* Stated goal: Using the listing below, report all lines holding the word "text".

* Records to use:

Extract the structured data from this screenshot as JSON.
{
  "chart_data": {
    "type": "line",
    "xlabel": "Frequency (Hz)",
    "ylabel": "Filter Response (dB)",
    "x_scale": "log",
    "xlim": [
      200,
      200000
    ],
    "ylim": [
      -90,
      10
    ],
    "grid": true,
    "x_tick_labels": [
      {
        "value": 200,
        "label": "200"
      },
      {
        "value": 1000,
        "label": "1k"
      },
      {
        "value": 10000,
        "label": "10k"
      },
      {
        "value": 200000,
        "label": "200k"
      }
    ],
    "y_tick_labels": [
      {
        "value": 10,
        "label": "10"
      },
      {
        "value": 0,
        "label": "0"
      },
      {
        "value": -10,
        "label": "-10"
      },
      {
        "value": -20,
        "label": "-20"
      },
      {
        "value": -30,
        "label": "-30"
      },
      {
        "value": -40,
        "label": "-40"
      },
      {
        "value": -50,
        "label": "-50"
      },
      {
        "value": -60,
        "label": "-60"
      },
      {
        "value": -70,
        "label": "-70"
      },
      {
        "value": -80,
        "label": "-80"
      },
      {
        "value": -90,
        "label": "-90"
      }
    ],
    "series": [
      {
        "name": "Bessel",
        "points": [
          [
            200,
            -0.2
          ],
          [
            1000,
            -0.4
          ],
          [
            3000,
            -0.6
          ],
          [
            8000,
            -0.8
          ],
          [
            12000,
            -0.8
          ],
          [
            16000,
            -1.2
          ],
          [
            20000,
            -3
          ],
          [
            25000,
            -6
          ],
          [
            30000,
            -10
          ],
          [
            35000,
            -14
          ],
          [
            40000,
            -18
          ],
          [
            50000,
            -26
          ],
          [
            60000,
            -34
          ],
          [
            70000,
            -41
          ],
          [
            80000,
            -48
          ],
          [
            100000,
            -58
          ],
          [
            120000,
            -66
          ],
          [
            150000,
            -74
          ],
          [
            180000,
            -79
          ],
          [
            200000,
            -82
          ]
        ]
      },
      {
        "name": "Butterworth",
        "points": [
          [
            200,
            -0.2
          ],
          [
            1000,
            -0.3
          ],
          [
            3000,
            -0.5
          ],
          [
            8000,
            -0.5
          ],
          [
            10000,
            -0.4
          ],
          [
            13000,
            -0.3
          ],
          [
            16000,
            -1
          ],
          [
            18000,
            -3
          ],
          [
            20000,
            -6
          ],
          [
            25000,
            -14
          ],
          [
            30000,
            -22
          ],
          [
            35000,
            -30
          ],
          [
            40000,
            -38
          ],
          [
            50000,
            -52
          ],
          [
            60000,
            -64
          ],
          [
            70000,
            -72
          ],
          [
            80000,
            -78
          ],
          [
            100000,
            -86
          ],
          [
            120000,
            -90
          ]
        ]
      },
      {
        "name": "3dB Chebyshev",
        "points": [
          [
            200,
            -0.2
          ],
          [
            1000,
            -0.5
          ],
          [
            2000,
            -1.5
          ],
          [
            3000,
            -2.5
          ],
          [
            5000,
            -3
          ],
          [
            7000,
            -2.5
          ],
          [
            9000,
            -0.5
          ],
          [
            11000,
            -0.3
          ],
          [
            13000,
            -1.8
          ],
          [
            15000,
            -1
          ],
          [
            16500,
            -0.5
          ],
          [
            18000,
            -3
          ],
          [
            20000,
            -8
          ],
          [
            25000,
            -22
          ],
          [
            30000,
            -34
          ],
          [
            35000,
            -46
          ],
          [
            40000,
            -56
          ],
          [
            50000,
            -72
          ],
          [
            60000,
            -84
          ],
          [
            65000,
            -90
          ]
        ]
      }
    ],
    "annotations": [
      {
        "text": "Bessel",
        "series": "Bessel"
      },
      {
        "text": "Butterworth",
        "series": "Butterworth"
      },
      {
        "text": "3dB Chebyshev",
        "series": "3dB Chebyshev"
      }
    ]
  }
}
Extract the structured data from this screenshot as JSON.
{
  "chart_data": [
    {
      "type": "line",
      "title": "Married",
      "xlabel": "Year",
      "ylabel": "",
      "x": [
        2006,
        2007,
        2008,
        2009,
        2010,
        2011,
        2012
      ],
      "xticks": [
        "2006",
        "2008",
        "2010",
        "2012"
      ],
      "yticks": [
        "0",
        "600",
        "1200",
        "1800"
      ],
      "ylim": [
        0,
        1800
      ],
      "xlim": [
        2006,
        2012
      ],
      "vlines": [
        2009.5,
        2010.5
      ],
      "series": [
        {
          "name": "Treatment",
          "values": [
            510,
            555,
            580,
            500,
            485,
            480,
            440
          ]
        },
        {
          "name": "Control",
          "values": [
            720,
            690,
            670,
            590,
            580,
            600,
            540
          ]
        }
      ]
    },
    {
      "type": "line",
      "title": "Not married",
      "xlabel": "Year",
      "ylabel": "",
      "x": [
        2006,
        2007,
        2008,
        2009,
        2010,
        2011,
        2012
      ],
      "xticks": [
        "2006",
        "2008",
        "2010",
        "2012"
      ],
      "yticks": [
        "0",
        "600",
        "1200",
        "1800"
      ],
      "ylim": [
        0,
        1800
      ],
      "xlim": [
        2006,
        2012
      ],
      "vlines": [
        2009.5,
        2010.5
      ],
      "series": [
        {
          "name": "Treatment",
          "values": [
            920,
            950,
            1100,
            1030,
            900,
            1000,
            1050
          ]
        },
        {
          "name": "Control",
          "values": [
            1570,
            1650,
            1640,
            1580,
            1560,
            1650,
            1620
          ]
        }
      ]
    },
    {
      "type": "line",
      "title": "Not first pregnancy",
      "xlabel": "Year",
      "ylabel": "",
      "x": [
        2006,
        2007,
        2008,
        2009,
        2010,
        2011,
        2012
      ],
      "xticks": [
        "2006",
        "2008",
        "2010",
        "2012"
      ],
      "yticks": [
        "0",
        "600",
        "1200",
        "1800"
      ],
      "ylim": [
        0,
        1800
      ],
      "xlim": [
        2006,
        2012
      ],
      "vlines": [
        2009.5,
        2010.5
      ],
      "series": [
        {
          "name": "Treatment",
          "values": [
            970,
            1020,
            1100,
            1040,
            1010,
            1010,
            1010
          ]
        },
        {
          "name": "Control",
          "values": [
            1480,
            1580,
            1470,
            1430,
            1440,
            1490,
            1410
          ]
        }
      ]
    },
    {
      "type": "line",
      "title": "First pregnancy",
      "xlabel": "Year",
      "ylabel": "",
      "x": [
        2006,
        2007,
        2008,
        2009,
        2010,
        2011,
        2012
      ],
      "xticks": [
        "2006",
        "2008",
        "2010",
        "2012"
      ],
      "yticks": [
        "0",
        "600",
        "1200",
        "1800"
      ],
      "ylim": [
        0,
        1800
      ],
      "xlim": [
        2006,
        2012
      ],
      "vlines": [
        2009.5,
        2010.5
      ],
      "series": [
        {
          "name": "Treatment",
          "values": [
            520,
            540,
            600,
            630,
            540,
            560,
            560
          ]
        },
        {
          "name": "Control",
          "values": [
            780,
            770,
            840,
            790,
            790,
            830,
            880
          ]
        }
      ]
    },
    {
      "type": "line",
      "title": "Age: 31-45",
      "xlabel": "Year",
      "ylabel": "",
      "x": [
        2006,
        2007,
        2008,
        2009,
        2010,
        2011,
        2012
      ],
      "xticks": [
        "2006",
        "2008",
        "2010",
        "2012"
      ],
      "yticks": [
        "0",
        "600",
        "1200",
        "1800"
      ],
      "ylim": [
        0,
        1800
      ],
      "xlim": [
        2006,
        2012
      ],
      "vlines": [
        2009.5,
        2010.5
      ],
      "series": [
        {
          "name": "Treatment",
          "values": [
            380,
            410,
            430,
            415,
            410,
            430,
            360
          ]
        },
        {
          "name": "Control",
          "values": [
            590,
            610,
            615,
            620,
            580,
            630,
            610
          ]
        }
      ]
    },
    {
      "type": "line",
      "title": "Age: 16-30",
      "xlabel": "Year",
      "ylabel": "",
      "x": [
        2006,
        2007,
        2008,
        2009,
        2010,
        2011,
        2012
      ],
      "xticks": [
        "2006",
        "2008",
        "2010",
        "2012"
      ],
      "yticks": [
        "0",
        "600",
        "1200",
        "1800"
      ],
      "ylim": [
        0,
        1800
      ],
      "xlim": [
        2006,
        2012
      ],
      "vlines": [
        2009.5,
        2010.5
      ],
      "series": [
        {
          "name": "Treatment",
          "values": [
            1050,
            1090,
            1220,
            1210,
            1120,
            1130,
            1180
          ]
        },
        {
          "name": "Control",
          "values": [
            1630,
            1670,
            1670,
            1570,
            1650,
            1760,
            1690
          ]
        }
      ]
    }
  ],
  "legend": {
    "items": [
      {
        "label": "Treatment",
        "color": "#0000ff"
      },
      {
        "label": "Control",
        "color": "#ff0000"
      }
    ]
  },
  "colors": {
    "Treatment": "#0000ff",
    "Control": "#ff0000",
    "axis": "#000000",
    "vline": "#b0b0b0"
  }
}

* Answer in full:
        "text": "Bessel",
        "text": "Butterworth",
        "text": "3dB Chebyshev",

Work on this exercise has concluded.